● TASK STATEMENT
Omit all images. Write out the rest of the material exactly.

--- Begin DATASET CONTENT ---

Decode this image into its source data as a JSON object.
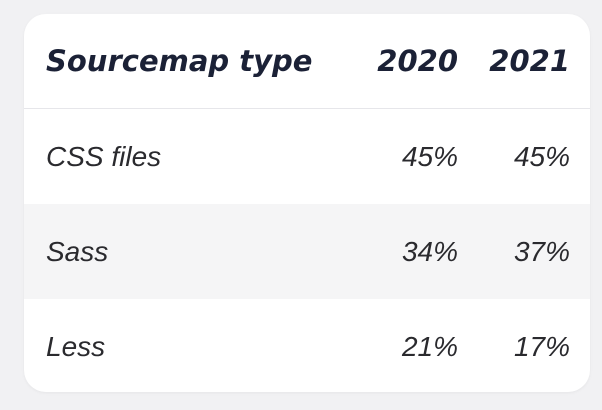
{
  "table": {
    "header": [
      "Sourcemap type",
      "2020",
      "2021"
    ],
    "rows": [
      [
        "CSS files",
        "45%",
        "45%"
      ],
      [
        "Sass",
        "34%",
        "37%"
      ],
      [
        "Less",
        "21%",
        "17%"
      ]
    ]
  }
}
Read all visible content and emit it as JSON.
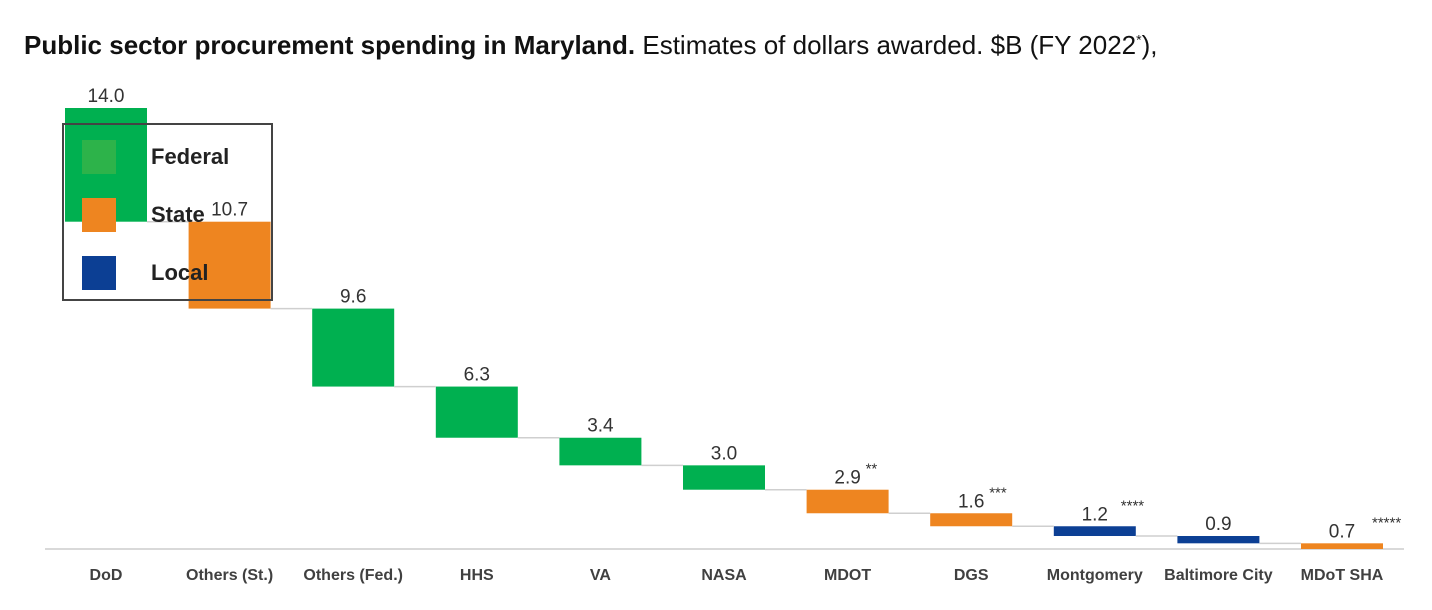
{
  "title": {
    "bold": "Public sector procurement spending in Maryland.",
    "rest": " Estimates of dollars awarded. $B (FY 2022",
    "sup": "*",
    "tail": "),"
  },
  "colors": {
    "federal": "#00b050",
    "state": "#ee8520",
    "local": "#0c3f94",
    "axis": "#d9d9d9",
    "connector": "#cfcfcf",
    "text": "#333333"
  },
  "legend": [
    {
      "label": "Federal",
      "color": "#2db34a"
    },
    {
      "label": "State",
      "color": "#ee8520"
    },
    {
      "label": "Local",
      "color": "#0c3f94"
    }
  ],
  "chart_data": {
    "type": "bar",
    "subtype": "waterfall",
    "categories": [
      "DoD",
      "Others (St.)",
      "Others (Fed.)",
      "HHS",
      "VA",
      "NASA",
      "MDOT",
      "DGS",
      "Montgomery",
      "Baltimore City",
      "MDoT SHA"
    ],
    "values": [
      14.0,
      10.7,
      9.6,
      6.3,
      3.4,
      3.0,
      2.9,
      1.6,
      1.2,
      0.9,
      0.7
    ],
    "value_labels": [
      "14.0",
      "10.7",
      "9.6",
      "6.3",
      "3.4",
      "3.0",
      "2.9",
      "1.6",
      "1.2",
      "0.9",
      "0.7"
    ],
    "footnote_marks": [
      "",
      "",
      "",
      "",
      "",
      "",
      "**",
      "***",
      "****",
      "",
      "*****"
    ],
    "groups": [
      "Federal",
      "State",
      "Federal",
      "Federal",
      "Federal",
      "Federal",
      "State",
      "State",
      "Local",
      "Local",
      "State"
    ],
    "ylim": [
      0,
      54.3
    ],
    "grid": false,
    "legend_position": "top-left"
  }
}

--- End DATASET CONTENT ---

● WRITTEN REPLY
Decode this image into its source data as a JSON object.
{
  "table": {
    "header": [
      "Sourcemap type",
      "2020",
      "2021"
    ],
    "rows": [
      [
        "CSS files",
        "45%",
        "45%"
      ],
      [
        "Sass",
        "34%",
        "37%"
      ],
      [
        "Less",
        "21%",
        "17%"
      ]
    ]
  }
}
Read all visible content and emit it as JSON.
{
  "title": {
    "bold": "Public sector procurement spending in Maryland.",
    "rest": " Estimates of dollars awarded. $B (FY 2022",
    "sup": "*",
    "tail": "),"
  },
  "colors": {
    "federal": "#00b050",
    "state": "#ee8520",
    "local": "#0c3f94",
    "axis": "#d9d9d9",
    "connector": "#cfcfcf",
    "text": "#333333"
  },
  "legend": [
    {
      "label": "Federal",
      "color": "#2db34a"
    },
    {
      "label": "State",
      "color": "#ee8520"
    },
    {
      "label": "Local",
      "color": "#0c3f94"
    }
  ],
  "chart_data": {
    "type": "bar",
    "subtype": "waterfall",
    "categories": [
      "DoD",
      "Others (St.)",
      "Others (Fed.)",
      "HHS",
      "VA",
      "NASA",
      "MDOT",
      "DGS",
      "Montgomery",
      "Baltimore City",
      "MDoT SHA"
    ],
    "values": [
      14.0,
      10.7,
      9.6,
      6.3,
      3.4,
      3.0,
      2.9,
      1.6,
      1.2,
      0.9,
      0.7
    ],
    "value_labels": [
      "14.0",
      "10.7",
      "9.6",
      "6.3",
      "3.4",
      "3.0",
      "2.9",
      "1.6",
      "1.2",
      "0.9",
      "0.7"
    ],
    "footnote_marks": [
      "",
      "",
      "",
      "",
      "",
      "",
      "**",
      "***",
      "****",
      "",
      "*****"
    ],
    "groups": [
      "Federal",
      "State",
      "Federal",
      "Federal",
      "Federal",
      "Federal",
      "State",
      "State",
      "Local",
      "Local",
      "State"
    ],
    "ylim": [
      0,
      54.3
    ],
    "grid": false,
    "legend_position": "top-left"
  }
}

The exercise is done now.